CROSS REFERENCE TO THE RELATED APPLICATION
This application is a continuation-in-part of application Ser. No. 07/437,482 filed Nov. 15, 1989, now U.S. Pat. No. 5,013,404.
BACKGROUND OF THE INVENTION
Cellulosic materials, including wood pulp for paper making and cotton fibers in the manufacture of textiles, require bleaching. One method of bleaching wood pulp employs an alkaline system using hydrogen peroxide. The factors affecting such processes are described in Pulp & Paper, June 1980, pp. 156-161. Alkalinity is one factor, e.g. high pH favors the bleaching process, but also accelerates the decomposition of the peroxide which wastes the bleaching agent. The control of metal ions to prevent their interaction with the peroxide is another factor. This is accomplished by the addition of chelating agents. Temperature, pulp density and type of wood are other factors which affect the brightness in the process of bleaching thermal mechanical pulp with hydrogen peroxide.
In the process of making wood pulp, metal ions can enter the system from several sources including the wood itself, the water and the machinery used to masticate the wood chips and pulp. While some of the metal ion content is lost in the deckering or dewatering step, it is sometimes an advantage to add a chelating agent. Of all the commercially available chelating agents, the one reported to be the most effective is the sodium salt of diethylenetriaminepentaacetic acid (DTPA). This is found in an article titled "The Effect of DTPA on Reducing Peroxide Decomposition", D. R. Bambrick, TAPPI Journal, June 1985, pp. 96-100. Silicates are commonly used as peroxide stabilizers in the bleach liquor. The use of silicates in such systems, however, results in insoluble silicates being deposited upon the machinery employed as well as the pulp fibers. When deposited on the pulp fibers the result is a harsher feel of the paper while the fouling of equipment can cause down-time and a shorter life for the equipment. Because of this, silicate-free systems have been suggested as an alternative.
========
EXERCISE A:
In the pulp bleaching text, switch "hydrogen peroxide" to "H2O2" throughout the part that opens with the words containing "BACKGROUND OF THE" and closes with "with hydrogen peroxide.", and write out that part.
EXERCISE B:
According to the pulp bleaching text, which commercially available chelating agent is reported to be the most effective?
EXERCISE C:
Using the pulp bleaching text, explain why silicate-free systems have been suggested.
The listing after this point is separate material, not part of the pulp bleaching text.

PROVIDED MATERIAL:
========
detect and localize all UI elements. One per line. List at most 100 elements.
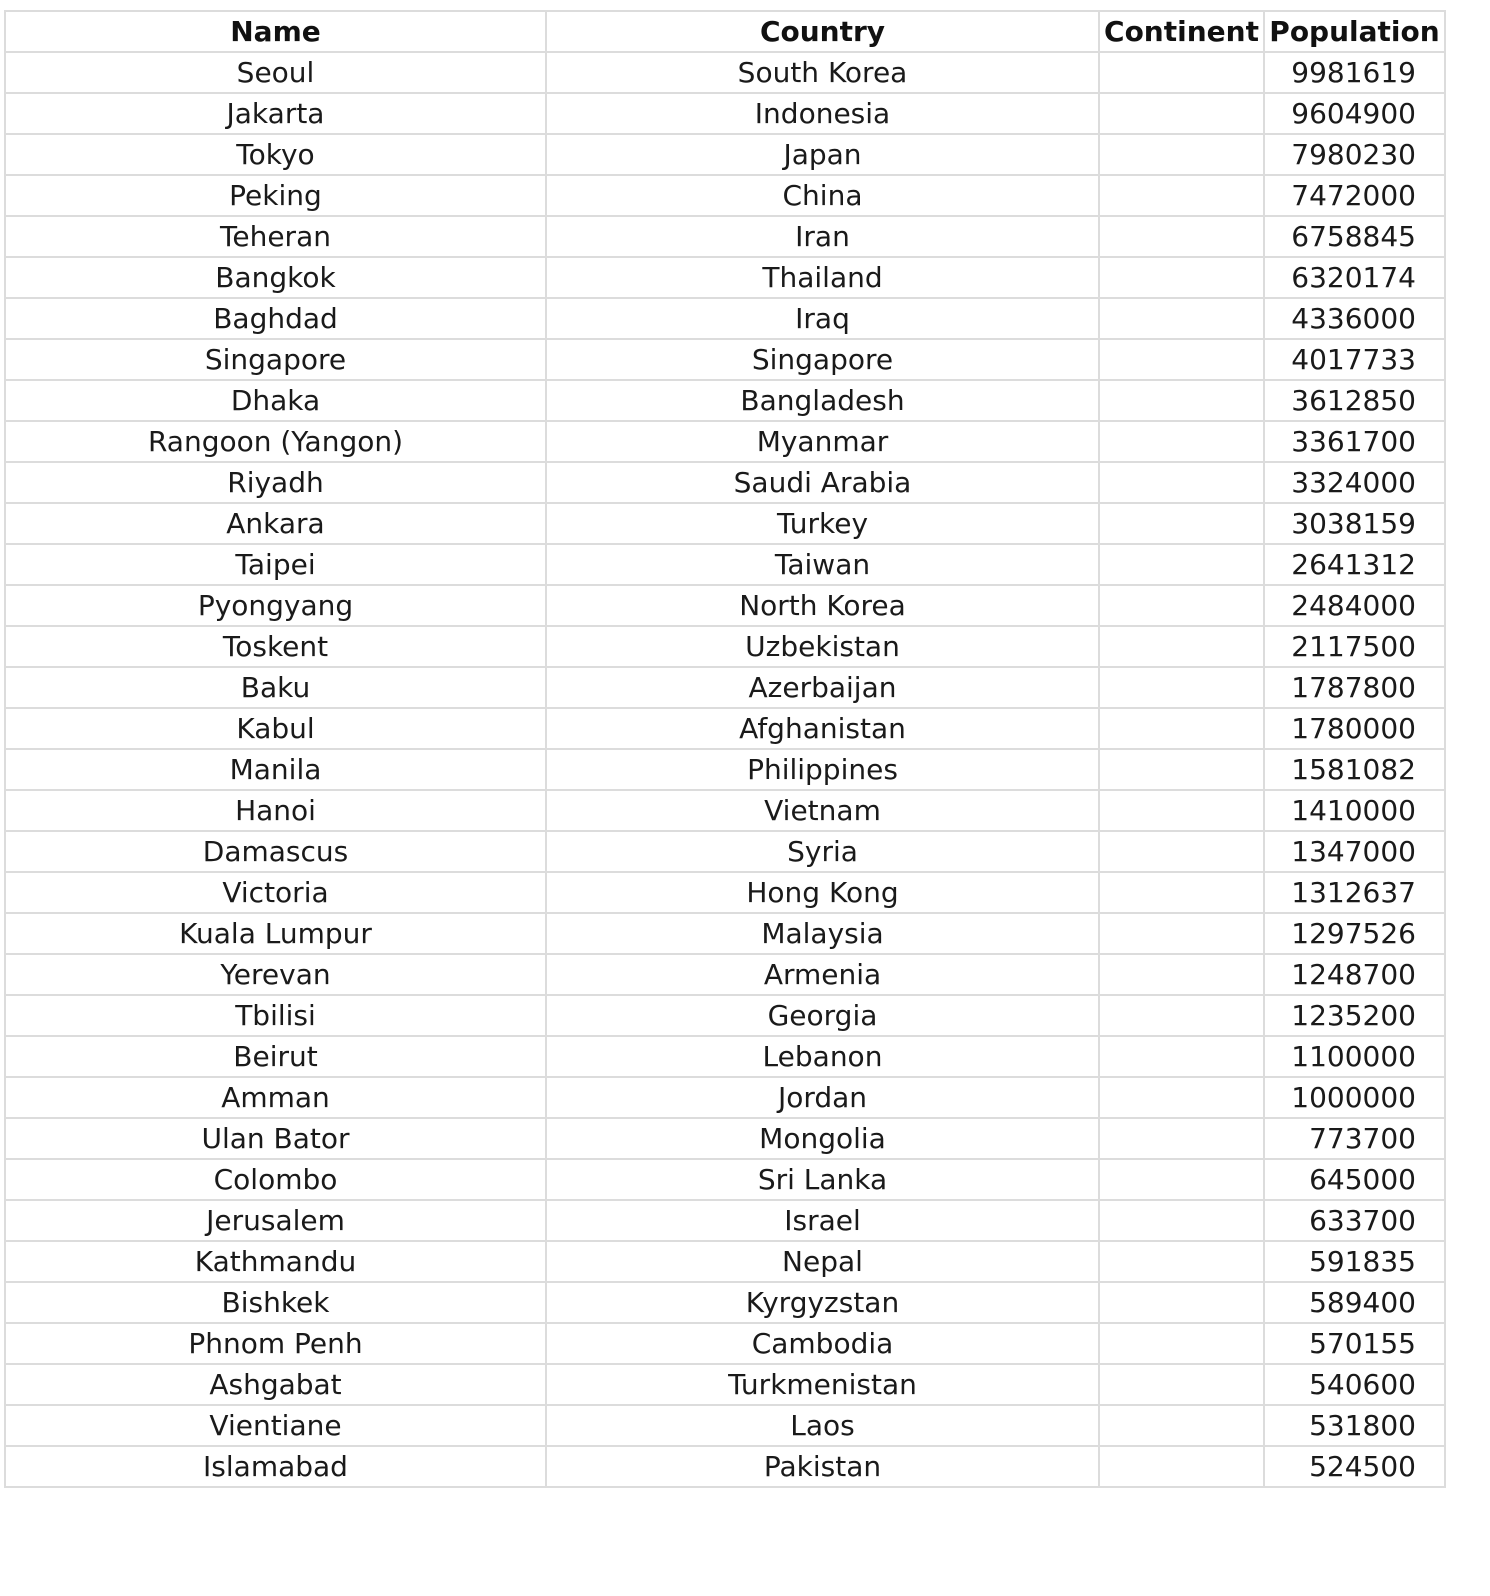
========
TASK RESPONSE A:
BACKGROUND OF THE INVENTION
Cellulosic materials, including wood pulp for paper making and cotton fibers in the manufacture of textiles, require bleaching. One method of bleaching wood pulp employs an alkaline system using H2O2. The factors affecting such processes are described in Pulp & Paper, June 1980, pp. 156-161. Alkalinity is one factor, e.g. high pH favors the bleaching process, but also accelerates the decomposition of the peroxide which wastes the bleaching agent. The control of metal ions to prevent their interaction with the peroxide is another factor. This is accomplished by the addition of chelating agents. Temperature, pulp density and type of wood are other factors which affect the brightness in the process of bleaching thermal mechanical pulp with H2O2.

TASK RESPONSE B:
The sodium salt of diethylenetriaminepentaacetic acid (DTPA).

TASK RESPONSE C:
Silicates used as peroxide stabilizers leave insoluble silicate deposits on the machinery and the pulp fibers. Deposits on the fibers give the paper a harsher feel, and fouling of the equipment can cause down-time and shorten its life.